Exactly reproduce the line containing "Parse this chart and return its data as JSON." and all later lines to the end of the entries, leaving the pictures out of your copy.

Records that describe figures
= = =
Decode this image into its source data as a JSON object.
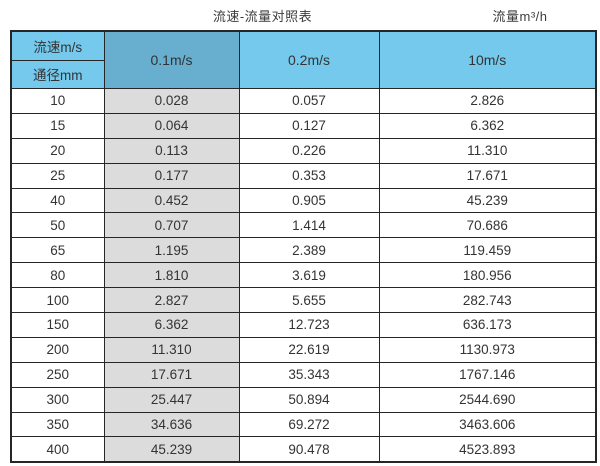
{
  "page": {
    "title_left": "流速-流量对照表",
    "title_right": "流量m³/h"
  },
  "table": {
    "corner_top": "流速m/s",
    "corner_bottom": "通径mm",
    "columns": [
      "0.1m/s",
      "0.2m/s",
      "10m/s"
    ],
    "rows": [
      {
        "diameter": "10",
        "values": [
          "0.028",
          "0.057",
          "2.826"
        ]
      },
      {
        "diameter": "15",
        "values": [
          "0.064",
          "0.127",
          "6.362"
        ]
      },
      {
        "diameter": "20",
        "values": [
          "0.113",
          "0.226",
          "11.310"
        ]
      },
      {
        "diameter": "25",
        "values": [
          "0.177",
          "0.353",
          "17.671"
        ]
      },
      {
        "diameter": "40",
        "values": [
          "0.452",
          "0.905",
          "45.239"
        ]
      },
      {
        "diameter": "50",
        "values": [
          "0.707",
          "1.414",
          "70.686"
        ]
      },
      {
        "diameter": "65",
        "values": [
          "1.195",
          "2.389",
          "119.459"
        ]
      },
      {
        "diameter": "80",
        "values": [
          "1.810",
          "3.619",
          "180.956"
        ]
      },
      {
        "diameter": "100",
        "values": [
          "2.827",
          "5.655",
          "282.743"
        ]
      },
      {
        "diameter": "150",
        "values": [
          "6.362",
          "12.723",
          "636.173"
        ]
      },
      {
        "diameter": "200",
        "values": [
          "11.310",
          "22.619",
          "1130.973"
        ]
      },
      {
        "diameter": "250",
        "values": [
          "17.671",
          "35.343",
          "1767.146"
        ]
      },
      {
        "diameter": "300",
        "values": [
          "25.447",
          "50.894",
          "2544.690"
        ]
      },
      {
        "diameter": "350",
        "values": [
          "34.636",
          "69.272",
          "3463.606"
        ]
      },
      {
        "diameter": "400",
        "values": [
          "45.239",
          "90.478",
          "4523.893"
        ]
      }
    ]
  },
  "colors": {
    "header_blue": "#74C9EC",
    "header_muted_blue": "#68AECF",
    "gray_column": "#DCDCDC",
    "border": "#262626"
  },
  "chart_data": {
    "type": "table",
    "title": "流速-流量对照表",
    "value_unit": "流量m³/h",
    "row_header": "通径mm",
    "column_header": "流速m/s",
    "categories": [
      10,
      15,
      20,
      25,
      40,
      50,
      65,
      80,
      100,
      150,
      200,
      250,
      300,
      350,
      400
    ],
    "series": [
      {
        "name": "0.1m/s",
        "values": [
          0.028,
          0.064,
          0.113,
          0.177,
          0.452,
          0.707,
          1.195,
          1.81,
          2.827,
          6.362,
          11.31,
          17.671,
          25.447,
          34.636,
          45.239
        ]
      },
      {
        "name": "0.2m/s",
        "values": [
          0.057,
          0.127,
          0.226,
          0.353,
          0.905,
          1.414,
          2.389,
          3.619,
          5.655,
          12.723,
          22.619,
          35.343,
          50.894,
          69.272,
          90.478
        ]
      },
      {
        "name": "10m/s",
        "values": [
          2.826,
          6.362,
          11.31,
          17.671,
          45.239,
          70.686,
          119.459,
          180.956,
          282.743,
          636.173,
          1130.973,
          1767.146,
          2544.69,
          3463.606,
          4523.893
        ]
      }
    ]
  }
}
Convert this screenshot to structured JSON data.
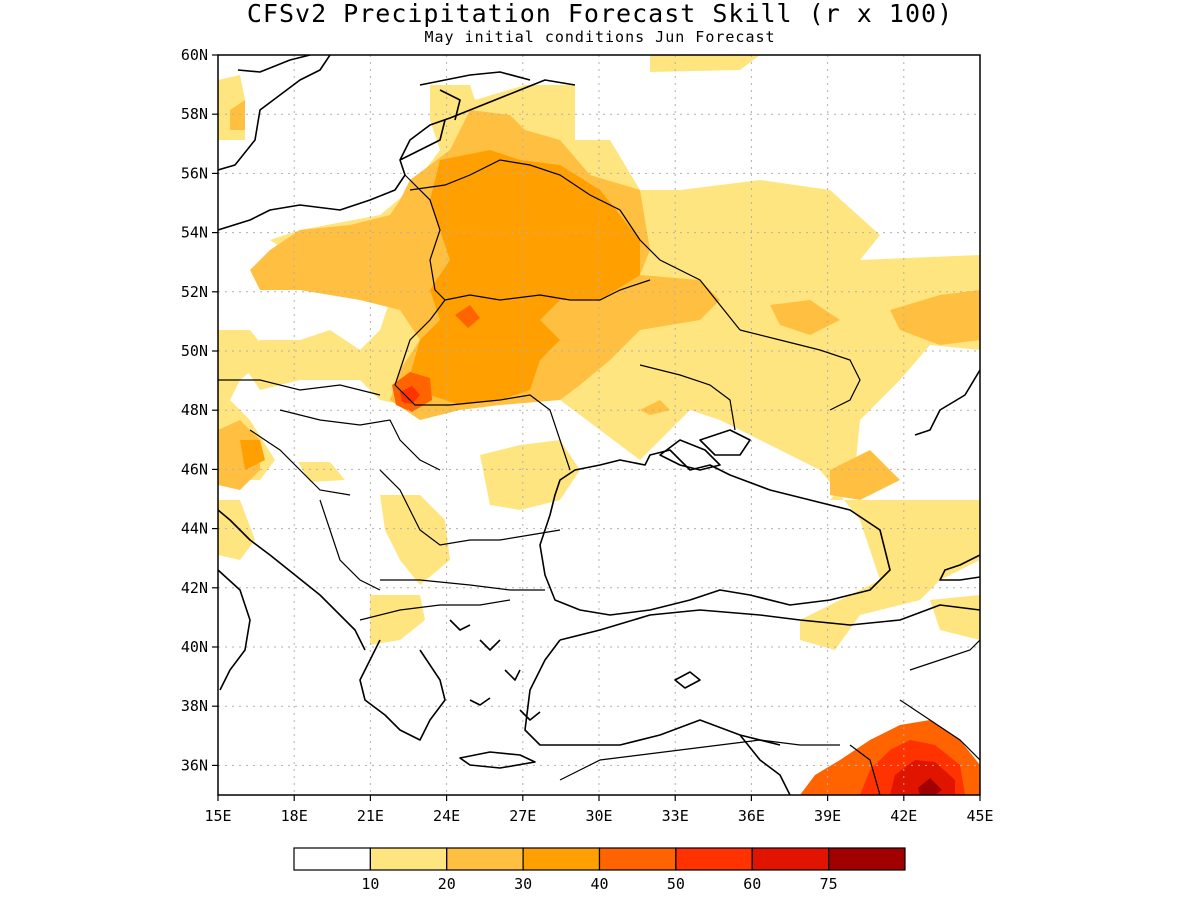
{
  "title": "CFSv2 Precipitation Forecast Skill (r x 100)",
  "subtitle": "May initial conditions  Jun Forecast",
  "map": {
    "region": "Eastern Europe, Balkans, Black Sea, Turkey",
    "lon_range": [
      15,
      45
    ],
    "lat_range": [
      35,
      60
    ],
    "x_ticks": [
      "15E",
      "18E",
      "21E",
      "24E",
      "27E",
      "30E",
      "33E",
      "36E",
      "39E",
      "42E",
      "45E"
    ],
    "y_ticks": [
      "36N",
      "38N",
      "40N",
      "42N",
      "44N",
      "46N",
      "48N",
      "50N",
      "52N",
      "54N",
      "56N",
      "58N",
      "60N"
    ],
    "gridlines": "dotted",
    "highest_skill_region": "southeastern Turkey / northern Iraq near 42-43E, 36-37N",
    "colorbar": {
      "labels": [
        "10",
        "20",
        "30",
        "40",
        "50",
        "60",
        "75"
      ],
      "colors": [
        "#ffffff",
        "#ffe57f",
        "#ffbf40",
        "#ffa000",
        "#ff6400",
        "#ff3200",
        "#e11400",
        "#a00000"
      ]
    }
  }
}
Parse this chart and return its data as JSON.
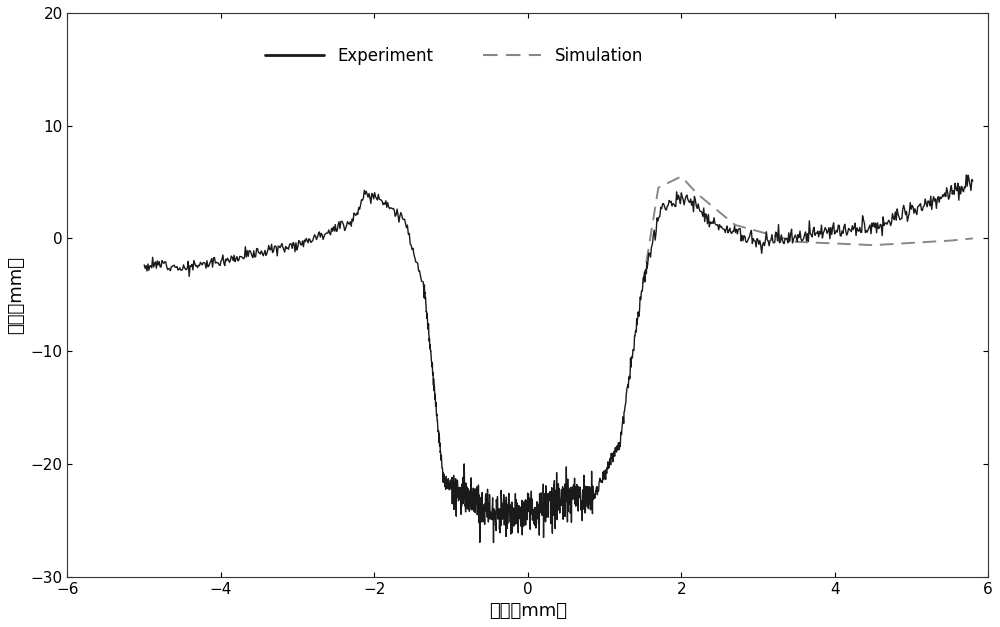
{
  "title": "",
  "xlabel": "径向（mm）",
  "ylabel": "崔深（mm）",
  "xlim": [
    -6,
    6
  ],
  "ylim": [
    -30,
    20
  ],
  "xticks": [
    -6,
    -4,
    -2,
    0,
    2,
    4,
    6
  ],
  "yticks": [
    -30,
    -20,
    -10,
    0,
    10,
    20
  ],
  "experiment_color": "#1a1a1a",
  "simulation_color": "#888888",
  "background_color": "#ffffff",
  "legend_labels": [
    "Experiment",
    "Simulation"
  ],
  "figsize": [
    10.0,
    6.27
  ],
  "dpi": 100
}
= = =
• Written answer:
Parse this chart and return its data as JSON.
{
  "title": "",
  "xlabel": "径向（mm）",
  "ylabel": "崔深（mm）",
  "xlim": [
    -6,
    6
  ],
  "ylim": [
    -30,
    20
  ],
  "xticks": [
    -6,
    -4,
    -2,
    0,
    2,
    4,
    6
  ],
  "yticks": [
    -30,
    -20,
    -10,
    0,
    10,
    20
  ],
  "experiment_color": "#1a1a1a",
  "simulation_color": "#888888",
  "background_color": "#ffffff",
  "legend_labels": [
    "Experiment",
    "Simulation"
  ],
  "figsize": [
    10.0,
    6.27
  ],
  "dpi": 100
}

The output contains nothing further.